━━━ Provided information ━━━
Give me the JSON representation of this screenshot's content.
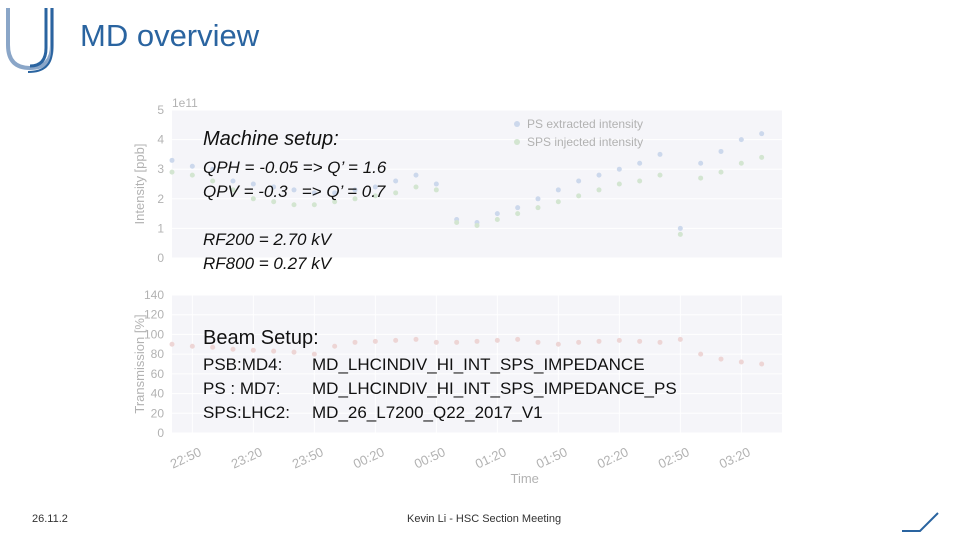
{
  "header": {
    "title": "MD overview"
  },
  "chart_data": [
    {
      "type": "scatter",
      "ylabel": "Intensity [ppb]",
      "offset_label": "1e11",
      "x": [
        "22:40",
        "22:50",
        "23:00",
        "23:10",
        "23:20",
        "23:30",
        "23:40",
        "23:50",
        "00:00",
        "00:10",
        "00:20",
        "00:30",
        "00:40",
        "00:50",
        "01:00",
        "01:10",
        "01:20",
        "01:30",
        "01:40",
        "01:50",
        "02:00",
        "02:10",
        "02:20",
        "02:30",
        "02:40",
        "02:50",
        "03:00",
        "03:10",
        "03:20",
        "03:30"
      ],
      "xlim": [
        "22:40",
        "03:40"
      ],
      "ylim": [
        0,
        5
      ],
      "yticks": [
        0,
        1,
        2,
        3,
        4,
        5
      ],
      "grid": true,
      "legend": "upper center",
      "series": [
        {
          "name": "PS extracted intensity",
          "color": "#8fa9d6",
          "values": [
            3.3,
            3.1,
            3.0,
            2.6,
            2.5,
            2.4,
            2.3,
            2.2,
            2.2,
            2.3,
            2.4,
            2.6,
            2.8,
            2.5,
            1.3,
            1.2,
            1.5,
            1.7,
            2.0,
            2.3,
            2.6,
            2.8,
            3.0,
            3.2,
            3.5,
            1.0,
            3.2,
            3.6,
            4.0,
            4.2
          ]
        },
        {
          "name": "SPS injected intensity",
          "color": "#9ec79a",
          "values": [
            2.9,
            2.8,
            2.6,
            2.3,
            2.0,
            1.9,
            1.8,
            1.8,
            1.9,
            2.0,
            2.1,
            2.2,
            2.4,
            2.3,
            1.2,
            1.1,
            1.3,
            1.5,
            1.7,
            1.9,
            2.1,
            2.3,
            2.5,
            2.6,
            2.8,
            0.8,
            2.7,
            2.9,
            3.2,
            3.4
          ]
        }
      ]
    },
    {
      "type": "scatter",
      "ylabel": "Transmission [%]",
      "xlabel": "Time",
      "x": [
        "22:40",
        "22:50",
        "23:00",
        "23:10",
        "23:20",
        "23:30",
        "23:40",
        "23:50",
        "00:00",
        "00:10",
        "00:20",
        "00:30",
        "00:40",
        "00:50",
        "01:00",
        "01:10",
        "01:20",
        "01:30",
        "01:40",
        "01:50",
        "02:00",
        "02:10",
        "02:20",
        "02:30",
        "02:40",
        "02:50",
        "03:00",
        "03:10",
        "03:20",
        "03:30"
      ],
      "xlim": [
        "22:40",
        "03:40"
      ],
      "xticks": [
        {
          "value": "22:50",
          "label": "22:50"
        },
        {
          "value": "23:20",
          "label": "23:20"
        },
        {
          "value": "23:50",
          "label": "23:50"
        },
        {
          "value": "00:20",
          "label": "00:20"
        },
        {
          "value": "00:50",
          "label": "00:50"
        },
        {
          "value": "01:20",
          "label": "01:20"
        },
        {
          "value": "01:50",
          "label": "01:50"
        },
        {
          "value": "02:20",
          "label": "02:20"
        },
        {
          "value": "02:50",
          "label": "02:50"
        },
        {
          "value": "03:20",
          "label": "03:20"
        }
      ],
      "ylim": [
        0,
        140
      ],
      "yticks": [
        0,
        20,
        40,
        60,
        80,
        100,
        120,
        140
      ],
      "grid": true,
      "series": [
        {
          "color": "#d9a3a3",
          "values": [
            90,
            88,
            87,
            85,
            84,
            83,
            82,
            80,
            88,
            92,
            93,
            94,
            95,
            92,
            92,
            93,
            94,
            95,
            92,
            90,
            92,
            93,
            94,
            93,
            92,
            95,
            80,
            75,
            72,
            70
          ]
        }
      ]
    }
  ],
  "machine_setup": {
    "heading": "Machine setup:",
    "lines": [
      "QPH = -0.05 => Q’ = 1.6",
      "QPV = -0.3   => Q’ = 0.7"
    ],
    "rf": [
      "RF200 = 2.70 kV",
      "RF800 = 0.27 kV"
    ]
  },
  "beam_setup": {
    "heading": "Beam Setup:",
    "rows": [
      [
        "PSB:MD4:",
        "MD_LHCINDIV_HI_INT_SPS_IMPEDANCE"
      ],
      [
        "PS : MD7:",
        "MD_LHCINDIV_HI_INT_SPS_IMPEDANCE_PS"
      ],
      [
        "SPS:LHC2:",
        "MD_26_L7200_Q22_2017_V1"
      ]
    ]
  },
  "footer": {
    "date": "26.11.2",
    "center": "Kevin Li - HSC Section Meeting"
  }
}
━━━
Goal: Every line of the data should be copied as it stands, without the images.

Output of the task:
Give me the JSON representation of this screenshot's content.
{
  "header": {
    "title": "MD overview"
  },
  "chart_data": [
    {
      "type": "scatter",
      "ylabel": "Intensity [ppb]",
      "offset_label": "1e11",
      "x": [
        "22:40",
        "22:50",
        "23:00",
        "23:10",
        "23:20",
        "23:30",
        "23:40",
        "23:50",
        "00:00",
        "00:10",
        "00:20",
        "00:30",
        "00:40",
        "00:50",
        "01:00",
        "01:10",
        "01:20",
        "01:30",
        "01:40",
        "01:50",
        "02:00",
        "02:10",
        "02:20",
        "02:30",
        "02:40",
        "02:50",
        "03:00",
        "03:10",
        "03:20",
        "03:30"
      ],
      "xlim": [
        "22:40",
        "03:40"
      ],
      "ylim": [
        0,
        5
      ],
      "yticks": [
        0,
        1,
        2,
        3,
        4,
        5
      ],
      "grid": true,
      "legend": "upper center",
      "series": [
        {
          "name": "PS extracted intensity",
          "color": "#8fa9d6",
          "values": [
            3.3,
            3.1,
            3.0,
            2.6,
            2.5,
            2.4,
            2.3,
            2.2,
            2.2,
            2.3,
            2.4,
            2.6,
            2.8,
            2.5,
            1.3,
            1.2,
            1.5,
            1.7,
            2.0,
            2.3,
            2.6,
            2.8,
            3.0,
            3.2,
            3.5,
            1.0,
            3.2,
            3.6,
            4.0,
            4.2
          ]
        },
        {
          "name": "SPS injected intensity",
          "color": "#9ec79a",
          "values": [
            2.9,
            2.8,
            2.6,
            2.3,
            2.0,
            1.9,
            1.8,
            1.8,
            1.9,
            2.0,
            2.1,
            2.2,
            2.4,
            2.3,
            1.2,
            1.1,
            1.3,
            1.5,
            1.7,
            1.9,
            2.1,
            2.3,
            2.5,
            2.6,
            2.8,
            0.8,
            2.7,
            2.9,
            3.2,
            3.4
          ]
        }
      ]
    },
    {
      "type": "scatter",
      "ylabel": "Transmission [%]",
      "xlabel": "Time",
      "x": [
        "22:40",
        "22:50",
        "23:00",
        "23:10",
        "23:20",
        "23:30",
        "23:40",
        "23:50",
        "00:00",
        "00:10",
        "00:20",
        "00:30",
        "00:40",
        "00:50",
        "01:00",
        "01:10",
        "01:20",
        "01:30",
        "01:40",
        "01:50",
        "02:00",
        "02:10",
        "02:20",
        "02:30",
        "02:40",
        "02:50",
        "03:00",
        "03:10",
        "03:20",
        "03:30"
      ],
      "xlim": [
        "22:40",
        "03:40"
      ],
      "xticks": [
        {
          "value": "22:50",
          "label": "22:50"
        },
        {
          "value": "23:20",
          "label": "23:20"
        },
        {
          "value": "23:50",
          "label": "23:50"
        },
        {
          "value": "00:20",
          "label": "00:20"
        },
        {
          "value": "00:50",
          "label": "00:50"
        },
        {
          "value": "01:20",
          "label": "01:20"
        },
        {
          "value": "01:50",
          "label": "01:50"
        },
        {
          "value": "02:20",
          "label": "02:20"
        },
        {
          "value": "02:50",
          "label": "02:50"
        },
        {
          "value": "03:20",
          "label": "03:20"
        }
      ],
      "ylim": [
        0,
        140
      ],
      "yticks": [
        0,
        20,
        40,
        60,
        80,
        100,
        120,
        140
      ],
      "grid": true,
      "series": [
        {
          "color": "#d9a3a3",
          "values": [
            90,
            88,
            87,
            85,
            84,
            83,
            82,
            80,
            88,
            92,
            93,
            94,
            95,
            92,
            92,
            93,
            94,
            95,
            92,
            90,
            92,
            93,
            94,
            93,
            92,
            95,
            80,
            75,
            72,
            70
          ]
        }
      ]
    }
  ],
  "machine_setup": {
    "heading": "Machine setup:",
    "lines": [
      "QPH = -0.05 => Q’ = 1.6",
      "QPV = -0.3   => Q’ = 0.7"
    ],
    "rf": [
      "RF200 = 2.70 kV",
      "RF800 = 0.27 kV"
    ]
  },
  "beam_setup": {
    "heading": "Beam Setup:",
    "rows": [
      [
        "PSB:MD4:",
        "MD_LHCINDIV_HI_INT_SPS_IMPEDANCE"
      ],
      [
        "PS : MD7:",
        "MD_LHCINDIV_HI_INT_SPS_IMPEDANCE_PS"
      ],
      [
        "SPS:LHC2:",
        "MD_26_L7200_Q22_2017_V1"
      ]
    ]
  },
  "footer": {
    "date": "26.11.2",
    "center": "Kevin Li - HSC Section Meeting"
  }
}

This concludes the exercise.